+++ Stored data
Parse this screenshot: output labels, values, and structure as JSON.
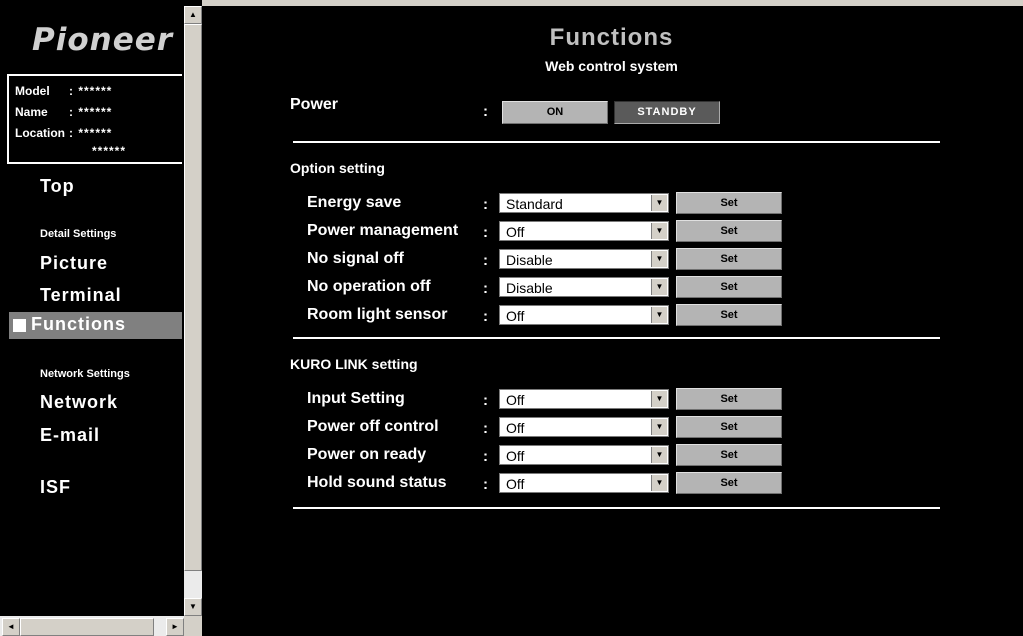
{
  "sidebar": {
    "logo": "Pioneer",
    "info": [
      {
        "key": "Model",
        "value": ": ******"
      },
      {
        "key": "Name",
        "value": ": ******"
      },
      {
        "key": "Location",
        "value": ": ******"
      },
      {
        "key": "",
        "value": "******"
      }
    ],
    "nav": {
      "top": "Top",
      "detail_heading": "Detail Settings",
      "picture": "Picture",
      "terminal": "Terminal",
      "functions": "Functions",
      "network_heading": "Network Settings",
      "network": "Network",
      "email": "E-mail",
      "isf": "ISF"
    },
    "scroll_up": "▲",
    "scroll_down": "▼",
    "scroll_left": "◄",
    "scroll_right": "►"
  },
  "page": {
    "title": "Functions",
    "subtitle": "Web control system"
  },
  "power": {
    "label": "Power",
    "colon": ":",
    "on_label": "ON",
    "standby_label": "STANDBY"
  },
  "option": {
    "heading": "Option setting",
    "rows": [
      {
        "label": "Energy save",
        "value": "Standard",
        "set": "Set"
      },
      {
        "label": "Power management",
        "value": "Off",
        "set": "Set"
      },
      {
        "label": "No signal off",
        "value": "Disable",
        "set": "Set"
      },
      {
        "label": "No operation off",
        "value": "Disable",
        "set": "Set"
      },
      {
        "label": "Room light sensor",
        "value": "Off",
        "set": "Set"
      }
    ]
  },
  "kuro": {
    "heading": "KURO LINK setting",
    "rows": [
      {
        "label": "Input Setting",
        "value": "Off",
        "set": "Set"
      },
      {
        "label": "Power off control",
        "value": "Off",
        "set": "Set"
      },
      {
        "label": "Power on ready",
        "value": "Off",
        "set": "Set"
      },
      {
        "label": "Hold sound status",
        "value": "Off",
        "set": "Set"
      }
    ]
  },
  "colon": ":",
  "dropdown_arrow": "▼",
  "colors": {
    "background": "#000000",
    "button": "#b4b4b4",
    "active_nav": "#808080",
    "standby_button": "#5a5a5a"
  }
}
++++++
● Stated problem
Transcribe the complete set of entries verbatim. No pictures belong in the copy.

● The result
Parse this screenshot: output labels, values, and structure as JSON.
{
  "sidebar": {
    "logo": "Pioneer",
    "info": [
      {
        "key": "Model",
        "value": ": ******"
      },
      {
        "key": "Name",
        "value": ": ******"
      },
      {
        "key": "Location",
        "value": ": ******"
      },
      {
        "key": "",
        "value": "******"
      }
    ],
    "nav": {
      "top": "Top",
      "detail_heading": "Detail Settings",
      "picture": "Picture",
      "terminal": "Terminal",
      "functions": "Functions",
      "network_heading": "Network Settings",
      "network": "Network",
      "email": "E-mail",
      "isf": "ISF"
    },
    "scroll_up": "▲",
    "scroll_down": "▼",
    "scroll_left": "◄",
    "scroll_right": "►"
  },
  "page": {
    "title": "Functions",
    "subtitle": "Web control system"
  },
  "power": {
    "label": "Power",
    "colon": ":",
    "on_label": "ON",
    "standby_label": "STANDBY"
  },
  "option": {
    "heading": "Option setting",
    "rows": [
      {
        "label": "Energy save",
        "value": "Standard",
        "set": "Set"
      },
      {
        "label": "Power management",
        "value": "Off",
        "set": "Set"
      },
      {
        "label": "No signal off",
        "value": "Disable",
        "set": "Set"
      },
      {
        "label": "No operation off",
        "value": "Disable",
        "set": "Set"
      },
      {
        "label": "Room light sensor",
        "value": "Off",
        "set": "Set"
      }
    ]
  },
  "kuro": {
    "heading": "KURO LINK setting",
    "rows": [
      {
        "label": "Input Setting",
        "value": "Off",
        "set": "Set"
      },
      {
        "label": "Power off control",
        "value": "Off",
        "set": "Set"
      },
      {
        "label": "Power on ready",
        "value": "Off",
        "set": "Set"
      },
      {
        "label": "Hold sound status",
        "value": "Off",
        "set": "Set"
      }
    ]
  },
  "colon": ":",
  "dropdown_arrow": "▼",
  "colors": {
    "background": "#000000",
    "button": "#b4b4b4",
    "active_nav": "#808080",
    "standby_button": "#5a5a5a"
  }
}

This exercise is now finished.